<<<<
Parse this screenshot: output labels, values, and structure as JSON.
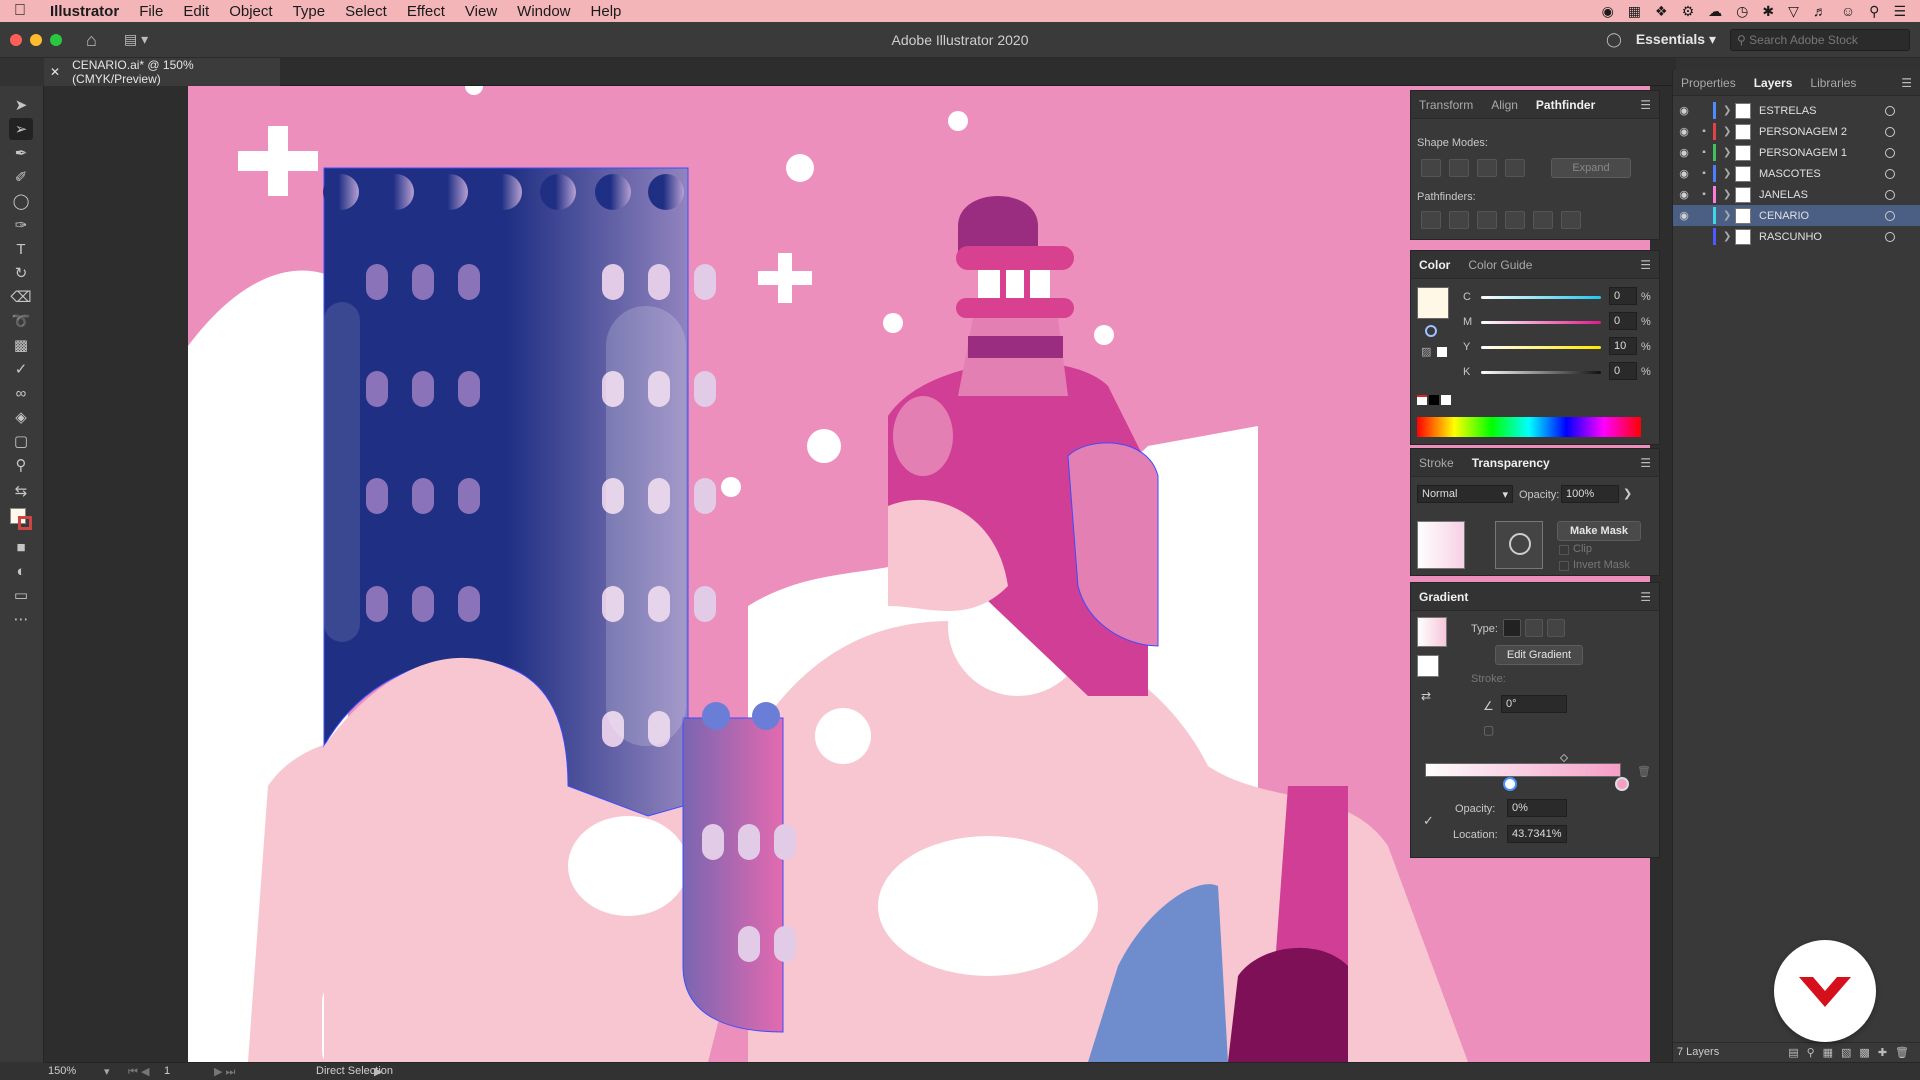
{
  "menubar": {
    "app_name": "Illustrator",
    "items": [
      "File",
      "Edit",
      "Object",
      "Type",
      "Select",
      "Effect",
      "View",
      "Window",
      "Help"
    ]
  },
  "window": {
    "title": "Adobe Illustrator 2020",
    "workspace": "Essentials",
    "stock_search_placeholder": "Search Adobe Stock"
  },
  "document_tab": {
    "label": "CENARIO.ai* @ 150% (CMYK/Preview)"
  },
  "pathfinder_panel": {
    "tabs": [
      "Transform",
      "Align",
      "Pathfinder"
    ],
    "active_tab": "Pathfinder",
    "shape_modes_label": "Shape Modes:",
    "expand_label": "Expand",
    "pathfinders_label": "Pathfinders:"
  },
  "color_panel": {
    "tabs": [
      "Color",
      "Color Guide"
    ],
    "channels": [
      {
        "label": "C",
        "value": "0",
        "unit": "%"
      },
      {
        "label": "M",
        "value": "0",
        "unit": "%"
      },
      {
        "label": "Y",
        "value": "10",
        "unit": "%"
      },
      {
        "label": "K",
        "value": "0",
        "unit": "%"
      }
    ]
  },
  "transparency_panel": {
    "tabs": [
      "Stroke",
      "Transparency"
    ],
    "blend_mode": "Normal",
    "opacity_label": "Opacity:",
    "opacity_value": "100%",
    "make_mask_label": "Make Mask",
    "clip_label": "Clip",
    "invert_mask_label": "Invert Mask"
  },
  "gradient_panel": {
    "title": "Gradient",
    "type_label": "Type:",
    "edit_gradient_label": "Edit Gradient",
    "stroke_label": "Stroke:",
    "angle_value": "0°",
    "opacity_label": "Opacity:",
    "opacity_value": "0%",
    "location_label": "Location:",
    "location_value": "43.7341%"
  },
  "layers_panel": {
    "tabs": [
      "Properties",
      "Layers",
      "Libraries"
    ],
    "active_tab": "Layers",
    "layers": [
      {
        "name": "ESTRELAS",
        "locked": false,
        "color": "#4f8bff"
      },
      {
        "name": "PERSONAGEM 2",
        "locked": true,
        "color": "#e04343"
      },
      {
        "name": "PERSONAGEM 1",
        "locked": true,
        "color": "#3fbf5f"
      },
      {
        "name": "MASCOTES",
        "locked": true,
        "color": "#4f7dff"
      },
      {
        "name": "JANELAS",
        "locked": true,
        "color": "#ff7ad9"
      },
      {
        "name": "CENARIO",
        "locked": false,
        "color": "#3fd6e6",
        "selected": true
      },
      {
        "name": "RASCUNHO",
        "locked": false,
        "color": "#4f59ff",
        "hidden": true
      }
    ],
    "footer": "7 Layers"
  },
  "statusbar": {
    "zoom": "150%",
    "artboard": "1",
    "tool": "Direct Selection"
  }
}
>>>>
* _The problem_
Make an exact copy of the data, leaving its pictures out.

* _Final answer_
Parse this screenshot: output labels, values, and structure as JSON.
{
  "menubar": {
    "app_name": "Illustrator",
    "items": [
      "File",
      "Edit",
      "Object",
      "Type",
      "Select",
      "Effect",
      "View",
      "Window",
      "Help"
    ]
  },
  "window": {
    "title": "Adobe Illustrator 2020",
    "workspace": "Essentials",
    "stock_search_placeholder": "Search Adobe Stock"
  },
  "document_tab": {
    "label": "CENARIO.ai* @ 150% (CMYK/Preview)"
  },
  "pathfinder_panel": {
    "tabs": [
      "Transform",
      "Align",
      "Pathfinder"
    ],
    "active_tab": "Pathfinder",
    "shape_modes_label": "Shape Modes:",
    "expand_label": "Expand",
    "pathfinders_label": "Pathfinders:"
  },
  "color_panel": {
    "tabs": [
      "Color",
      "Color Guide"
    ],
    "channels": [
      {
        "label": "C",
        "value": "0",
        "unit": "%"
      },
      {
        "label": "M",
        "value": "0",
        "unit": "%"
      },
      {
        "label": "Y",
        "value": "10",
        "unit": "%"
      },
      {
        "label": "K",
        "value": "0",
        "unit": "%"
      }
    ]
  },
  "transparency_panel": {
    "tabs": [
      "Stroke",
      "Transparency"
    ],
    "blend_mode": "Normal",
    "opacity_label": "Opacity:",
    "opacity_value": "100%",
    "make_mask_label": "Make Mask",
    "clip_label": "Clip",
    "invert_mask_label": "Invert Mask"
  },
  "gradient_panel": {
    "title": "Gradient",
    "type_label": "Type:",
    "edit_gradient_label": "Edit Gradient",
    "stroke_label": "Stroke:",
    "angle_value": "0°",
    "opacity_label": "Opacity:",
    "opacity_value": "0%",
    "location_label": "Location:",
    "location_value": "43.7341%"
  },
  "layers_panel": {
    "tabs": [
      "Properties",
      "Layers",
      "Libraries"
    ],
    "active_tab": "Layers",
    "layers": [
      {
        "name": "ESTRELAS",
        "locked": false,
        "color": "#4f8bff"
      },
      {
        "name": "PERSONAGEM 2",
        "locked": true,
        "color": "#e04343"
      },
      {
        "name": "PERSONAGEM 1",
        "locked": true,
        "color": "#3fbf5f"
      },
      {
        "name": "MASCOTES",
        "locked": true,
        "color": "#4f7dff"
      },
      {
        "name": "JANELAS",
        "locked": true,
        "color": "#ff7ad9"
      },
      {
        "name": "CENARIO",
        "locked": false,
        "color": "#3fd6e6",
        "selected": true
      },
      {
        "name": "RASCUNHO",
        "locked": false,
        "color": "#4f59ff",
        "hidden": true
      }
    ],
    "footer": "7 Layers"
  },
  "statusbar": {
    "zoom": "150%",
    "artboard": "1",
    "tool": "Direct Selection"
  }
}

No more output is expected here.